## DATA ROWS
• • •

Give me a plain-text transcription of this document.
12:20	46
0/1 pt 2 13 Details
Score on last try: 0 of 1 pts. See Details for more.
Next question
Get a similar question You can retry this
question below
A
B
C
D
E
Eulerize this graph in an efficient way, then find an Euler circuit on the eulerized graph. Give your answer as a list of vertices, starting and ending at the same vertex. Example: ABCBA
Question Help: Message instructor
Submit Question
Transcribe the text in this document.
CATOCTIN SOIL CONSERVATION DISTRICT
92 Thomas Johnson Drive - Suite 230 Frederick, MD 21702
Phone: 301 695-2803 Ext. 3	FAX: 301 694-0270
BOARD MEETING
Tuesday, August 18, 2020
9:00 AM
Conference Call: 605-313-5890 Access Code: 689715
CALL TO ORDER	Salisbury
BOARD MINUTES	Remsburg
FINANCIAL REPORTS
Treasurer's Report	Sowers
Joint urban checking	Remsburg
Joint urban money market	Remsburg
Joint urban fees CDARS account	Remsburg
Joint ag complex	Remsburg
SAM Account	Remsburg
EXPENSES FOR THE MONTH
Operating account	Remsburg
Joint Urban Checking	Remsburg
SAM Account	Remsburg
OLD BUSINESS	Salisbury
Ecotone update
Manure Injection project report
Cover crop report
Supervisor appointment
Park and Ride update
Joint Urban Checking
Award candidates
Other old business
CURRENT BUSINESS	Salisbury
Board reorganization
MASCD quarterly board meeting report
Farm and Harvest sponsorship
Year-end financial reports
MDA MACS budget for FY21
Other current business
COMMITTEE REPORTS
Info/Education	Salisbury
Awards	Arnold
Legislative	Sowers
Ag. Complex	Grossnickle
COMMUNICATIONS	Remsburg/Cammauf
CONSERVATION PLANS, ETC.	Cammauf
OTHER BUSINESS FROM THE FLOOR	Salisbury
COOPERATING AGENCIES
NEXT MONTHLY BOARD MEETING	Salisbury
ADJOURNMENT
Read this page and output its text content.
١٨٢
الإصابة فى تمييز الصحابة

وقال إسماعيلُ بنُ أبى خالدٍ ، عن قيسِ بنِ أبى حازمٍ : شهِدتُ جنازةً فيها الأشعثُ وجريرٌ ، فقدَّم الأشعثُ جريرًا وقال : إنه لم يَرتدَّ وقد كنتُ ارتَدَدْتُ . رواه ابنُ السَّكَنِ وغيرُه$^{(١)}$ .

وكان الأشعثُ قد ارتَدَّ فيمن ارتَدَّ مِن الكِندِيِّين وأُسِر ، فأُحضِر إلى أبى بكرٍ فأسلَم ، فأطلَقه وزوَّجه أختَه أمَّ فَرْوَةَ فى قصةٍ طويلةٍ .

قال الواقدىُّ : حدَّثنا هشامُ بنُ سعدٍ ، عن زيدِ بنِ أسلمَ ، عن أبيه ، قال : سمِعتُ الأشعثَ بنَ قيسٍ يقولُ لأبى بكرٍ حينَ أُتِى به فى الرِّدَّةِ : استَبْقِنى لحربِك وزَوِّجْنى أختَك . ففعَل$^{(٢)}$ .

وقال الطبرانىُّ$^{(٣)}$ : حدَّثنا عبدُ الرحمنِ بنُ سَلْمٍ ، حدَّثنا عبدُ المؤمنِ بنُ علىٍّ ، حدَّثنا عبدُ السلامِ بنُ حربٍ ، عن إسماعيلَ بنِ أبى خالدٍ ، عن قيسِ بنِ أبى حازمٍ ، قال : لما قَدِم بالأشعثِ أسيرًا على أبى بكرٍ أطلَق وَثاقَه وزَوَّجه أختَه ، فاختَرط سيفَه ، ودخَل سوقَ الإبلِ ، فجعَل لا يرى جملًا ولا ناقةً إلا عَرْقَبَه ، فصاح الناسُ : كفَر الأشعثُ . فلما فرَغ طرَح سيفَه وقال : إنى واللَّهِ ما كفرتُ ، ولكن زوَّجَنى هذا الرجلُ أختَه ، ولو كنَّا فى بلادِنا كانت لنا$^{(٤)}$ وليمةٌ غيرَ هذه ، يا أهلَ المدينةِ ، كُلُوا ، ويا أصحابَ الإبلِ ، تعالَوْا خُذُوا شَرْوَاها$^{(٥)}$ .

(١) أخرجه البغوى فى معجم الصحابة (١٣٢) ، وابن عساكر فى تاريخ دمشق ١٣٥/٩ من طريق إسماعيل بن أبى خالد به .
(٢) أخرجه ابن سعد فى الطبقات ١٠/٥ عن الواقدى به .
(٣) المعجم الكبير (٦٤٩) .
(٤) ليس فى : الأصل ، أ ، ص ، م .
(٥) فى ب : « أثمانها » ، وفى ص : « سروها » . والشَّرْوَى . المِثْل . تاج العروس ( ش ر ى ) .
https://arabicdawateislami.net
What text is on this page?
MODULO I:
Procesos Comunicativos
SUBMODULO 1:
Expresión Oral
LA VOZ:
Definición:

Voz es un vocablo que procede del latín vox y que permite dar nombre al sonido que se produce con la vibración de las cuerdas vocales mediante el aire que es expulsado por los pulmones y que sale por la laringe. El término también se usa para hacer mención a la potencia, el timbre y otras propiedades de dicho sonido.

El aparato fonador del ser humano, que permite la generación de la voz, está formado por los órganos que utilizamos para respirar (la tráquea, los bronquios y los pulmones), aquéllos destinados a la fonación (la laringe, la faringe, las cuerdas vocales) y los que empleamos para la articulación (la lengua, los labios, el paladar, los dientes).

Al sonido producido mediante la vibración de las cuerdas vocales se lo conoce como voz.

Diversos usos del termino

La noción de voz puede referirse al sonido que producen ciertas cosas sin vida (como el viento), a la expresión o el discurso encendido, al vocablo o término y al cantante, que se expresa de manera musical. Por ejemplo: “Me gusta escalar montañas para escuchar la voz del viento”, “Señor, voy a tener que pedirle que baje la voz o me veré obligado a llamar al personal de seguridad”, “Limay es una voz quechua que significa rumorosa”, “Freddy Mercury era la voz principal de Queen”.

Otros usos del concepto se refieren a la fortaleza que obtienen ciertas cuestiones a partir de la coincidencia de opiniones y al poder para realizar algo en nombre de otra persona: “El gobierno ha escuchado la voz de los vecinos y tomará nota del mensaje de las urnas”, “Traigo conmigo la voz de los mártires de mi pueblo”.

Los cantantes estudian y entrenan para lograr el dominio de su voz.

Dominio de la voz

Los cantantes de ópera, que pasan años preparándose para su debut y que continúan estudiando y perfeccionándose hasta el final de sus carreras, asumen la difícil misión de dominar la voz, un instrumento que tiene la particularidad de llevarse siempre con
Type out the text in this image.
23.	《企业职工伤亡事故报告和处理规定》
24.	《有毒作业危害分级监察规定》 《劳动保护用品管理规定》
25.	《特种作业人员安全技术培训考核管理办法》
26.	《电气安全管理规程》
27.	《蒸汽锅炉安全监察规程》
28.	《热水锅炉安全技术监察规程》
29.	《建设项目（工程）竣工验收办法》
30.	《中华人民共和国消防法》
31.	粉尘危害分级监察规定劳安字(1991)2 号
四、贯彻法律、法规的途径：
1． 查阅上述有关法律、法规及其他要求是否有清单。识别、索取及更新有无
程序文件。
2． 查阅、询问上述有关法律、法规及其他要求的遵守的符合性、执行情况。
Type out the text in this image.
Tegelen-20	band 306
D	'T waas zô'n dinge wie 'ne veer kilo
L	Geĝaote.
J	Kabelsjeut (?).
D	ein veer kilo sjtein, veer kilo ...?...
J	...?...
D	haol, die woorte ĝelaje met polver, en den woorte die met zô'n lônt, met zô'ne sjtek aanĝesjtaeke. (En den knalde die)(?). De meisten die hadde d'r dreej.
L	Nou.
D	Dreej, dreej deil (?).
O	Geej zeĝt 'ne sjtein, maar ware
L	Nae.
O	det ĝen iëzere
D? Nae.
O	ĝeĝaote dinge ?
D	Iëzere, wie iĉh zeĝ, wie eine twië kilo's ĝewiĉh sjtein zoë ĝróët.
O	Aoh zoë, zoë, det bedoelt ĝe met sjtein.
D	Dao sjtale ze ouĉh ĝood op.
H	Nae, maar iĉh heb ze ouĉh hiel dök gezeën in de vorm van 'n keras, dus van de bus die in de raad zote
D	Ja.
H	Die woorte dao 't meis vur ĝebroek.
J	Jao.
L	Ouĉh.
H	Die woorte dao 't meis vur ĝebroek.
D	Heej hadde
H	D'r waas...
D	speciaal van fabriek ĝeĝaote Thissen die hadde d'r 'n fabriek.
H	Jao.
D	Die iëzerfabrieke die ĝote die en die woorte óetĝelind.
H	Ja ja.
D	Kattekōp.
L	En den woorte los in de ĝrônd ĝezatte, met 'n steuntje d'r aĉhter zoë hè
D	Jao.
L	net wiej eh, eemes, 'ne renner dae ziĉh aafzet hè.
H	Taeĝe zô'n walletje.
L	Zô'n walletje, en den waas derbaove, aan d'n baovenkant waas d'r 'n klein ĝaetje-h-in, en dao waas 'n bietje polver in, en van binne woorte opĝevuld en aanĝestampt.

• • •

## EXERCISE AIM
Show all lines from the listing above in which "dreej" appears.

## WRITTEN RESPONSE
D	haol, die woorte ĝelaje met polver, en den woorte die met zô'n lônt, met zô'ne sjtek aanĝesjtaeke. (En den knalde die)(?). De meisten die hadde d'r dreej.
D	Dreej, dreej deil (?).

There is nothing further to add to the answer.